Dataset records:
----------

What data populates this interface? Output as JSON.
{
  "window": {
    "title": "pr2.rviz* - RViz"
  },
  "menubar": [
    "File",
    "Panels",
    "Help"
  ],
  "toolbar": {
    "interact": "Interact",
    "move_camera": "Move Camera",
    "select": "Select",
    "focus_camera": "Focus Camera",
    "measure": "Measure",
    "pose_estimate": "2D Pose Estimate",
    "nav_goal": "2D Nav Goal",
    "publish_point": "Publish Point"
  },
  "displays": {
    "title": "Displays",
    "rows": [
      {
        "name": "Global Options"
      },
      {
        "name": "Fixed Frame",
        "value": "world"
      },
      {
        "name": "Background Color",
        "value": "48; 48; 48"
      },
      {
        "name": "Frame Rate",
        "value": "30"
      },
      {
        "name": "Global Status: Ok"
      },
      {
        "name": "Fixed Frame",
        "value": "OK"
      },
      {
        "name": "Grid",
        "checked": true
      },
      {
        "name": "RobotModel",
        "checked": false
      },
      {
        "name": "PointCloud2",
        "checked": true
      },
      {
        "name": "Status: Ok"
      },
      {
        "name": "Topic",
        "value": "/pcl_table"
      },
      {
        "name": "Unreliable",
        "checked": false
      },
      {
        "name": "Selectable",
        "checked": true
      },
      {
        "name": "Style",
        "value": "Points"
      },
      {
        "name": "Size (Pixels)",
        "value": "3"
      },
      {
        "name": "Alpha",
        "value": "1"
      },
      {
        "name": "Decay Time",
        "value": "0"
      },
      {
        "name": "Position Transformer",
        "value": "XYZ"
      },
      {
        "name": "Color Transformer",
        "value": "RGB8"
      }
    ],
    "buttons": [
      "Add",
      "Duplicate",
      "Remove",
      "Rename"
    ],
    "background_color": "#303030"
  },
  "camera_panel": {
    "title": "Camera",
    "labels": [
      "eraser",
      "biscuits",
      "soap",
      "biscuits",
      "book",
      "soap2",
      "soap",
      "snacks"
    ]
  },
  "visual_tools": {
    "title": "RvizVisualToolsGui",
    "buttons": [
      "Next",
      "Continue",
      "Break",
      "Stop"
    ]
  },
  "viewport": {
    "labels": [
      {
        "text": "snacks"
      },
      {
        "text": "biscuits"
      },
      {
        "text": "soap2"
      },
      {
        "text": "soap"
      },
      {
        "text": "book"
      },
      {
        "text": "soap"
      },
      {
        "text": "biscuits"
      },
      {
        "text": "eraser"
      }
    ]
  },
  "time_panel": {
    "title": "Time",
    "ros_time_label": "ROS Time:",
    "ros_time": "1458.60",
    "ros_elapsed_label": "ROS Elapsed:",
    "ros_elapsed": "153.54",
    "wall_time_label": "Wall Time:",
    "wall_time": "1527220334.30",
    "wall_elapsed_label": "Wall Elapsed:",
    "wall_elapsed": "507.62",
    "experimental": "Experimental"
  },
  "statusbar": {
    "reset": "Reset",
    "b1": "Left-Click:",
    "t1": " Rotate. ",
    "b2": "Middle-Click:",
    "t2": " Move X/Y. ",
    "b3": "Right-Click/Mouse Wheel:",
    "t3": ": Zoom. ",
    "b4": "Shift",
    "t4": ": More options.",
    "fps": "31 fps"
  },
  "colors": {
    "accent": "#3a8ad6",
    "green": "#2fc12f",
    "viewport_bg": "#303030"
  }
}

----------

The request -
Faithfully copy every entry, leaving nothing out.

Task solution -
What data populates this interface? Output as JSON.
{
  "window": {
    "title": "pr2.rviz* - RViz"
  },
  "menubar": [
    "File",
    "Panels",
    "Help"
  ],
  "toolbar": {
    "interact": "Interact",
    "move_camera": "Move Camera",
    "select": "Select",
    "focus_camera": "Focus Camera",
    "measure": "Measure",
    "pose_estimate": "2D Pose Estimate",
    "nav_goal": "2D Nav Goal",
    "publish_point": "Publish Point"
  },
  "displays": {
    "title": "Displays",
    "rows": [
      {
        "name": "Global Options"
      },
      {
        "name": "Fixed Frame",
        "value": "world"
      },
      {
        "name": "Background Color",
        "value": "48; 48; 48"
      },
      {
        "name": "Frame Rate",
        "value": "30"
      },
      {
        "name": "Global Status: Ok"
      },
      {
        "name": "Fixed Frame",
        "value": "OK"
      },
      {
        "name": "Grid",
        "checked": true
      },
      {
        "name": "RobotModel",
        "checked": false
      },
      {
        "name": "PointCloud2",
        "checked": true
      },
      {
        "name": "Status: Ok"
      },
      {
        "name": "Topic",
        "value": "/pcl_table"
      },
      {
        "name": "Unreliable",
        "checked": false
      },
      {
        "name": "Selectable",
        "checked": true
      },
      {
        "name": "Style",
        "value": "Points"
      },
      {
        "name": "Size (Pixels)",
        "value": "3"
      },
      {
        "name": "Alpha",
        "value": "1"
      },
      {
        "name": "Decay Time",
        "value": "0"
      },
      {
        "name": "Position Transformer",
        "value": "XYZ"
      },
      {
        "name": "Color Transformer",
        "value": "RGB8"
      }
    ],
    "buttons": [
      "Add",
      "Duplicate",
      "Remove",
      "Rename"
    ],
    "background_color": "#303030"
  },
  "camera_panel": {
    "title": "Camera",
    "labels": [
      "eraser",
      "biscuits",
      "soap",
      "biscuits",
      "book",
      "soap2",
      "soap",
      "snacks"
    ]
  },
  "visual_tools": {
    "title": "RvizVisualToolsGui",
    "buttons": [
      "Next",
      "Continue",
      "Break",
      "Stop"
    ]
  },
  "viewport": {
    "labels": [
      {
        "text": "snacks"
      },
      {
        "text": "biscuits"
      },
      {
        "text": "soap2"
      },
      {
        "text": "soap"
      },
      {
        "text": "book"
      },
      {
        "text": "soap"
      },
      {
        "text": "biscuits"
      },
      {
        "text": "eraser"
      }
    ]
  },
  "time_panel": {
    "title": "Time",
    "ros_time_label": "ROS Time:",
    "ros_time": "1458.60",
    "ros_elapsed_label": "ROS Elapsed:",
    "ros_elapsed": "153.54",
    "wall_time_label": "Wall Time:",
    "wall_time": "1527220334.30",
    "wall_elapsed_label": "Wall Elapsed:",
    "wall_elapsed": "507.62",
    "experimental": "Experimental"
  },
  "statusbar": {
    "reset": "Reset",
    "b1": "Left-Click:",
    "t1": " Rotate. ",
    "b2": "Middle-Click:",
    "t2": " Move X/Y. ",
    "b3": "Right-Click/Mouse Wheel:",
    "t3": ": Zoom. ",
    "b4": "Shift",
    "t4": ": More options.",
    "fps": "31 fps"
  },
  "colors": {
    "accent": "#3a8ad6",
    "green": "#2fc12f",
    "viewport_bg": "#303030"
  }
}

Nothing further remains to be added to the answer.